WHAT TO PRODUCE:
Write out all of the entries exactly, please.

Recorded data:
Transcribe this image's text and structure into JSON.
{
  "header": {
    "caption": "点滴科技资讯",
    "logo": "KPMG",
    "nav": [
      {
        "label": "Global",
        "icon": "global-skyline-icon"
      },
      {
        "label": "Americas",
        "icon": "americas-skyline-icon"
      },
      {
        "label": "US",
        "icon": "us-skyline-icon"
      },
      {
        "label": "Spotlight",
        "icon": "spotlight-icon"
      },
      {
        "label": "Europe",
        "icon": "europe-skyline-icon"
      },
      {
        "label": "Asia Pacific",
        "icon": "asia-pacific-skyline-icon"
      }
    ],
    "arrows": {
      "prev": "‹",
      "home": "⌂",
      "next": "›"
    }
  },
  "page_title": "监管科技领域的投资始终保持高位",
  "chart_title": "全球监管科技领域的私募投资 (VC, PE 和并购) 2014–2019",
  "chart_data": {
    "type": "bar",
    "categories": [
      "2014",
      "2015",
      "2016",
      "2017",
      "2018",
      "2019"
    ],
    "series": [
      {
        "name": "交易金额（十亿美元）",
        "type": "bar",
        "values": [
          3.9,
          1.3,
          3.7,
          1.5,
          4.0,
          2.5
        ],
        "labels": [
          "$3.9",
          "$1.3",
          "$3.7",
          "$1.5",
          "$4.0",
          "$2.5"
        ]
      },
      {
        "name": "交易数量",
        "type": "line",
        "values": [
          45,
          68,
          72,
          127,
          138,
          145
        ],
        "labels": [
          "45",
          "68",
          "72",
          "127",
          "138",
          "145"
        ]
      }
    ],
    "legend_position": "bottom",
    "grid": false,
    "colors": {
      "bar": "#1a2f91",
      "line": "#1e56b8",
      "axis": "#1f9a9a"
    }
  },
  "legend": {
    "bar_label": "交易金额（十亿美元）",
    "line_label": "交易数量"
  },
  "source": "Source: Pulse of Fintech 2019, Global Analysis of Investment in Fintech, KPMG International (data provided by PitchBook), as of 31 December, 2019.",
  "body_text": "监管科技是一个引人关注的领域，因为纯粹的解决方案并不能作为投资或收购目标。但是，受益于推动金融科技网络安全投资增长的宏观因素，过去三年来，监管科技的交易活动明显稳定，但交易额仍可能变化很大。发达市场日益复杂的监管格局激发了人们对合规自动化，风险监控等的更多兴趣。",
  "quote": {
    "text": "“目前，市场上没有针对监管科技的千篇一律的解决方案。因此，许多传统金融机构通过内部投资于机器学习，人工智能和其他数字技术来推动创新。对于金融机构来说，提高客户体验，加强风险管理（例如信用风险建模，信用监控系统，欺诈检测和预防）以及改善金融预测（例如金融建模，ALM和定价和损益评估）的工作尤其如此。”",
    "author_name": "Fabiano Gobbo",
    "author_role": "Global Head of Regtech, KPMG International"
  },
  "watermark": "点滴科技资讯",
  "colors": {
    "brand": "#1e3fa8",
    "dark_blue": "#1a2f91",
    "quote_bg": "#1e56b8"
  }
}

EXERCISE SOLUTION:
Transcribe this image's text and structure into JSON.
{
  "header": {
    "caption": "点滴科技资讯",
    "logo": "KPMG",
    "nav": [
      {
        "label": "Global",
        "icon": "global-skyline-icon"
      },
      {
        "label": "Americas",
        "icon": "americas-skyline-icon"
      },
      {
        "label": "US",
        "icon": "us-skyline-icon"
      },
      {
        "label": "Spotlight",
        "icon": "spotlight-icon"
      },
      {
        "label": "Europe",
        "icon": "europe-skyline-icon"
      },
      {
        "label": "Asia Pacific",
        "icon": "asia-pacific-skyline-icon"
      }
    ],
    "arrows": {
      "prev": "‹",
      "home": "⌂",
      "next": "›"
    }
  },
  "page_title": "监管科技领域的投资始终保持高位",
  "chart_title": "全球监管科技领域的私募投资 (VC, PE 和并购) 2014–2019",
  "chart_data": {
    "type": "bar",
    "categories": [
      "2014",
      "2015",
      "2016",
      "2017",
      "2018",
      "2019"
    ],
    "series": [
      {
        "name": "交易金额（十亿美元）",
        "type": "bar",
        "values": [
          3.9,
          1.3,
          3.7,
          1.5,
          4.0,
          2.5
        ],
        "labels": [
          "$3.9",
          "$1.3",
          "$3.7",
          "$1.5",
          "$4.0",
          "$2.5"
        ]
      },
      {
        "name": "交易数量",
        "type": "line",
        "values": [
          45,
          68,
          72,
          127,
          138,
          145
        ],
        "labels": [
          "45",
          "68",
          "72",
          "127",
          "138",
          "145"
        ]
      }
    ],
    "legend_position": "bottom",
    "grid": false,
    "colors": {
      "bar": "#1a2f91",
      "line": "#1e56b8",
      "axis": "#1f9a9a"
    }
  },
  "legend": {
    "bar_label": "交易金额（十亿美元）",
    "line_label": "交易数量"
  },
  "source": "Source: Pulse of Fintech 2019, Global Analysis of Investment in Fintech, KPMG International (data provided by PitchBook), as of 31 December, 2019.",
  "body_text": "监管科技是一个引人关注的领域，因为纯粹的解决方案并不能作为投资或收购目标。但是，受益于推动金融科技网络安全投资增长的宏观因素，过去三年来，监管科技的交易活动明显稳定，但交易额仍可能变化很大。发达市场日益复杂的监管格局激发了人们对合规自动化，风险监控等的更多兴趣。",
  "quote": {
    "text": "“目前，市场上没有针对监管科技的千篇一律的解决方案。因此，许多传统金融机构通过内部投资于机器学习，人工智能和其他数字技术来推动创新。对于金融机构来说，提高客户体验，加强风险管理（例如信用风险建模，信用监控系统，欺诈检测和预防）以及改善金融预测（例如金融建模，ALM和定价和损益评估）的工作尤其如此。”",
    "author_name": "Fabiano Gobbo",
    "author_role": "Global Head of Regtech, KPMG International"
  },
  "watermark": "点滴科技资讯",
  "colors": {
    "brand": "#1e3fa8",
    "dark_blue": "#1a2f91",
    "quote_bg": "#1e56b8"
  }
}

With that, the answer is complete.